BEGIN

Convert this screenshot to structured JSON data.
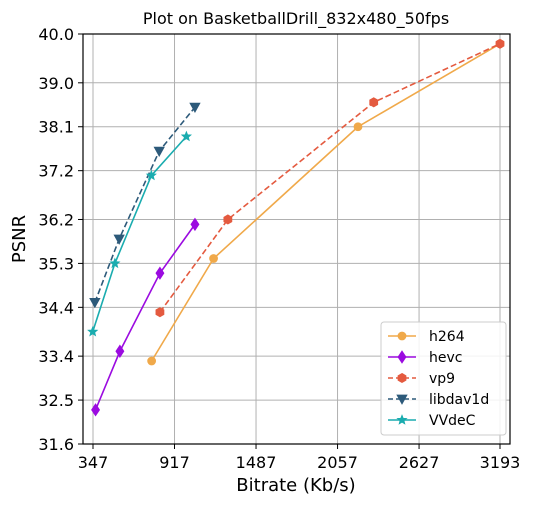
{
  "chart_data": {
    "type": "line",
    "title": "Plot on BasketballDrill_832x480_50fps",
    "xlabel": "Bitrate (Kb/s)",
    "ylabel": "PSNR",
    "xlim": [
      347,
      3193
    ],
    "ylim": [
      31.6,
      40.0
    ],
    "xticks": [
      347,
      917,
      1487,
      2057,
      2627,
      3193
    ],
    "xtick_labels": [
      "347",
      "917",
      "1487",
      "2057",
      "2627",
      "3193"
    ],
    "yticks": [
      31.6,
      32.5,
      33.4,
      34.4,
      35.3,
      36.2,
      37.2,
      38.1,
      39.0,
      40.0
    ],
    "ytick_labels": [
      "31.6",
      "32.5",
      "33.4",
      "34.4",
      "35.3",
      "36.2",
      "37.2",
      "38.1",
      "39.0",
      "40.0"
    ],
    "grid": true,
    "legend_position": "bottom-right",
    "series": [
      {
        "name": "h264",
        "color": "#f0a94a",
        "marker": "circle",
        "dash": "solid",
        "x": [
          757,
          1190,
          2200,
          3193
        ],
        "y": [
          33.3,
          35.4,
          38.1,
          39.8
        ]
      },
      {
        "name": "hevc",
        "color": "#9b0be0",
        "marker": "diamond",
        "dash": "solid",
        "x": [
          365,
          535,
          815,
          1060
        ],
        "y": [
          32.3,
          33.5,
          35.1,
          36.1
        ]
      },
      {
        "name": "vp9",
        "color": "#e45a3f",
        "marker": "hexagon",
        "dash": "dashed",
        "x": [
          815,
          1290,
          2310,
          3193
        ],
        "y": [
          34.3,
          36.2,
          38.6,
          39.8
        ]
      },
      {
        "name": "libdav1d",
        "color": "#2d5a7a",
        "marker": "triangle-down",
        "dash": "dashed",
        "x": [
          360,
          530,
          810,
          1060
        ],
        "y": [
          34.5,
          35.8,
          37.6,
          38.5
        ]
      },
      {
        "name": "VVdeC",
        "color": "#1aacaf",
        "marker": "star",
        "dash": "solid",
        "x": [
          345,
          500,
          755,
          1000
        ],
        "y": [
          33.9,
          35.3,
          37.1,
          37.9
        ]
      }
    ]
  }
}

END
BEGIN

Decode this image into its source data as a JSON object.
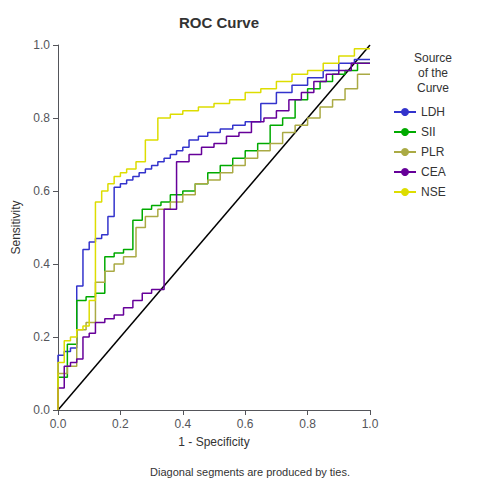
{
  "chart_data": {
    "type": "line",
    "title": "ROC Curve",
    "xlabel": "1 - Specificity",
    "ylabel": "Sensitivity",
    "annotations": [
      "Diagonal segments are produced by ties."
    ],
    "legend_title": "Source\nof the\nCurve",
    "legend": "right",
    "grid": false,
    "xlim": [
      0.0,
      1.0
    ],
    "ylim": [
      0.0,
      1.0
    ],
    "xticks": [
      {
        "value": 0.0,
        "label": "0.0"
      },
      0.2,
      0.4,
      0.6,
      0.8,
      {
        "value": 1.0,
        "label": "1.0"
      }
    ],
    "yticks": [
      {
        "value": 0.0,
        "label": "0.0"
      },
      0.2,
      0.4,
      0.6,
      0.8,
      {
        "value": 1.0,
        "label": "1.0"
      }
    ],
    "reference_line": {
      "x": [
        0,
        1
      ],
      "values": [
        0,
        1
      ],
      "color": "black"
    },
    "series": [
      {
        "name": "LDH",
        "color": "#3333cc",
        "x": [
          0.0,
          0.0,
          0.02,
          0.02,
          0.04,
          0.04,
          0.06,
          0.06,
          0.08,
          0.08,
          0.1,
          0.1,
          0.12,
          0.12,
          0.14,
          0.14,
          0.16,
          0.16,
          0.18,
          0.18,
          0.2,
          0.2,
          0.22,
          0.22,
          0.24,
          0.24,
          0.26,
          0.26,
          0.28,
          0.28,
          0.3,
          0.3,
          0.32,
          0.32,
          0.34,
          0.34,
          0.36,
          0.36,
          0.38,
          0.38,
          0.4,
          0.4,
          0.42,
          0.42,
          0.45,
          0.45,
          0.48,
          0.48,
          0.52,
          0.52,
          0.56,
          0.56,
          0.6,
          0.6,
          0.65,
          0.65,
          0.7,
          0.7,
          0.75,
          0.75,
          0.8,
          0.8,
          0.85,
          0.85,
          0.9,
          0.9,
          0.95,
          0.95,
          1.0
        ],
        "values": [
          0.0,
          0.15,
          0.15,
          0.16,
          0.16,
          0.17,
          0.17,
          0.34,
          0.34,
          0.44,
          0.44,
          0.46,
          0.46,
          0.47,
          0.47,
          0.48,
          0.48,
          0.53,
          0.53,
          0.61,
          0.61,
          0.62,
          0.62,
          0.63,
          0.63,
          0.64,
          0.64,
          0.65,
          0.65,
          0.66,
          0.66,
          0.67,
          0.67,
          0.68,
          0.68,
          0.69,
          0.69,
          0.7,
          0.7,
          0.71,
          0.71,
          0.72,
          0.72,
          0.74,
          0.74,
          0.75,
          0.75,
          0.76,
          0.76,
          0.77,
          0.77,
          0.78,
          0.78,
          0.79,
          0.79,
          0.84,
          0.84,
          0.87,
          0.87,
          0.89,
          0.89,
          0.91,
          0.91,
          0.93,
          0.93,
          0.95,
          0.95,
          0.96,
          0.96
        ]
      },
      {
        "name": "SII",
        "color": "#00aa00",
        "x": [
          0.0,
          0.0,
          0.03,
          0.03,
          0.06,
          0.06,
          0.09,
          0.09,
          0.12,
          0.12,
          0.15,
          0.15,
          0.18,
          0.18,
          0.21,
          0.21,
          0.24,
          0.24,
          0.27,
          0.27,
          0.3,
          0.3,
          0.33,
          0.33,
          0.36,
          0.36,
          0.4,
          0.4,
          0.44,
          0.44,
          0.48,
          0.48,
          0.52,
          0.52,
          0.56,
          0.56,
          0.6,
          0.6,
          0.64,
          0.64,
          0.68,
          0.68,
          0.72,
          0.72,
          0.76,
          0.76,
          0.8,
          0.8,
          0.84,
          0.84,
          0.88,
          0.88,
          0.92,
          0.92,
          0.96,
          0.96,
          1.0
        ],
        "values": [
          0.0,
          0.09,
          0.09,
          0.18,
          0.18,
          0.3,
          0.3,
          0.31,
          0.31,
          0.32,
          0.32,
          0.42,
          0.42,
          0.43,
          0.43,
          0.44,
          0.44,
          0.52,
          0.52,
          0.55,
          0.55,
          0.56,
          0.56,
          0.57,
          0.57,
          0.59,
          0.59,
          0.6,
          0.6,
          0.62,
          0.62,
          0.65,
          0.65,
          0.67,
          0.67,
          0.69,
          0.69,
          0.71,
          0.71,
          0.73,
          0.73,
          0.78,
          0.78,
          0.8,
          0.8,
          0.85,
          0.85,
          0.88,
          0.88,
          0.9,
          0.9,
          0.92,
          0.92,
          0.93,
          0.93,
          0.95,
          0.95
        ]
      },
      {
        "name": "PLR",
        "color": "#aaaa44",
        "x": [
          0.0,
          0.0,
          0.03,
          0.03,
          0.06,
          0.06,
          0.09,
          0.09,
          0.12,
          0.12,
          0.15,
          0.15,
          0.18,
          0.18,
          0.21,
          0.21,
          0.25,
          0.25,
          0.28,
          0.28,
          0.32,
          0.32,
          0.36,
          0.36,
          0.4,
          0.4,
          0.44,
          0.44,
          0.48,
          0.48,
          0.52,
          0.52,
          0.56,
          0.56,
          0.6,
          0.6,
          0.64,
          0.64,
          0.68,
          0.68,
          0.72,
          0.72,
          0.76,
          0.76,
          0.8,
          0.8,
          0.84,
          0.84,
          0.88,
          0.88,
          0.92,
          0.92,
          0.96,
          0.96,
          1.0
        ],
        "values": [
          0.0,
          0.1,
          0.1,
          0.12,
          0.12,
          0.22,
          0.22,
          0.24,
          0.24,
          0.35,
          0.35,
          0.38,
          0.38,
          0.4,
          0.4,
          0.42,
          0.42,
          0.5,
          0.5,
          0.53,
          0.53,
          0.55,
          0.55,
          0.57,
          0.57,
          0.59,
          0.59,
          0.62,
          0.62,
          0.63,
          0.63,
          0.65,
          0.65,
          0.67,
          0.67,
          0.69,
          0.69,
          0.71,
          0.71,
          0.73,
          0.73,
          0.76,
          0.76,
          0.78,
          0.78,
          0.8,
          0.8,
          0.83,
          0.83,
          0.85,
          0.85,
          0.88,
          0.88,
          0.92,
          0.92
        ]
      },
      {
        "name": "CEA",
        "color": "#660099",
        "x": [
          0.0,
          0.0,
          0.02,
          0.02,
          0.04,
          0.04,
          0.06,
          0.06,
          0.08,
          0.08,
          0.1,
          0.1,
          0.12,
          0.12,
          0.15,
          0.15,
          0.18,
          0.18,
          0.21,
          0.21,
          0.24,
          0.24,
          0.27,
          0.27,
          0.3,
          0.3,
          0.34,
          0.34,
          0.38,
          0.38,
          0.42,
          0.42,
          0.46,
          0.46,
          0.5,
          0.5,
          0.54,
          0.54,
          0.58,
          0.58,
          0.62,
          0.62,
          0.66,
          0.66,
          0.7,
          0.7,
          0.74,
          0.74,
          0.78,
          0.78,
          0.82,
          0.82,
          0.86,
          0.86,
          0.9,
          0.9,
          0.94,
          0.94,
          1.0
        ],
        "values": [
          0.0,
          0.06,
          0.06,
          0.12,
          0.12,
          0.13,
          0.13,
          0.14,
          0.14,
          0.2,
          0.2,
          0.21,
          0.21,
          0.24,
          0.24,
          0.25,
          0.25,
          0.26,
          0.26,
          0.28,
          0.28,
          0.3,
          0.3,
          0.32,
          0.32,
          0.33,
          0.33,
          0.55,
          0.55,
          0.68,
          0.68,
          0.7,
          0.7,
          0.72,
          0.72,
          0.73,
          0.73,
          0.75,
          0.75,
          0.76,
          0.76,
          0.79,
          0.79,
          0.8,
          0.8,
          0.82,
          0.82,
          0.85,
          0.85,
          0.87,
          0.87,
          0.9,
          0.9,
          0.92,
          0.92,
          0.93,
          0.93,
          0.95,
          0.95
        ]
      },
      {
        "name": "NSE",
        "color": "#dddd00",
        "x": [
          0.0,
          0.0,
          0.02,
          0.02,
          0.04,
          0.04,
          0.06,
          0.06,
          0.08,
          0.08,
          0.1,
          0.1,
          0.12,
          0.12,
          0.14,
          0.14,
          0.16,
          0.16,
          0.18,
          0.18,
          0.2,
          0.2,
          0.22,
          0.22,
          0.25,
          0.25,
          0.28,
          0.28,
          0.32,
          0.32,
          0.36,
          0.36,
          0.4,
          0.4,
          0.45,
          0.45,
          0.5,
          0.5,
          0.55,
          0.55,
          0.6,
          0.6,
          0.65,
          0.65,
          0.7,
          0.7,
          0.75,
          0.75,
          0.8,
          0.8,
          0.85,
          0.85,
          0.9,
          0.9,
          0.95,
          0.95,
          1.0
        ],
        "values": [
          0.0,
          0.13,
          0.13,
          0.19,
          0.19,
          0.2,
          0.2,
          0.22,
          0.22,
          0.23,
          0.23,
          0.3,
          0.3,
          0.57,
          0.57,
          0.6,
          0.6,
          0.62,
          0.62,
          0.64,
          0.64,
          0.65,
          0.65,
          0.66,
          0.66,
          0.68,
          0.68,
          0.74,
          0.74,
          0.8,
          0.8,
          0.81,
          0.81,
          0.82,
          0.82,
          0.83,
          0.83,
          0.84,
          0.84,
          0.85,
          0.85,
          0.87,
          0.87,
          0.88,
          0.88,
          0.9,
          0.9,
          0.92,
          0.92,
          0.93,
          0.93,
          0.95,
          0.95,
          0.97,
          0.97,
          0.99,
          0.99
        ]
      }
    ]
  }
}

END
BEGIN

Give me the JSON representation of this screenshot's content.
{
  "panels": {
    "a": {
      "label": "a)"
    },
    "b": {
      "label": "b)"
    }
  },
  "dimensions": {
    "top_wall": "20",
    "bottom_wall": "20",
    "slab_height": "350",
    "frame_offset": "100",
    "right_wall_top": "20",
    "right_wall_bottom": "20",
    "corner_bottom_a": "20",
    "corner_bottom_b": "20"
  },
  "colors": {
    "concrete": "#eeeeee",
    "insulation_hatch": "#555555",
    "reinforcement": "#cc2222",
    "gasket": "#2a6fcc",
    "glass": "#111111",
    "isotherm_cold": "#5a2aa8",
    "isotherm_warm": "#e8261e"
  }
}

END

> [GOAL OF THE EXERCISE] Search the preceding listing for the word "marker" and pull out every line that holds it.

> [SOLUTION TO THIS PROBLEM]
        "marker": "circle",
        "marker": "diamond",
        "marker": "hexagon",
        "marker": "triangle-down",
        "marker": "star",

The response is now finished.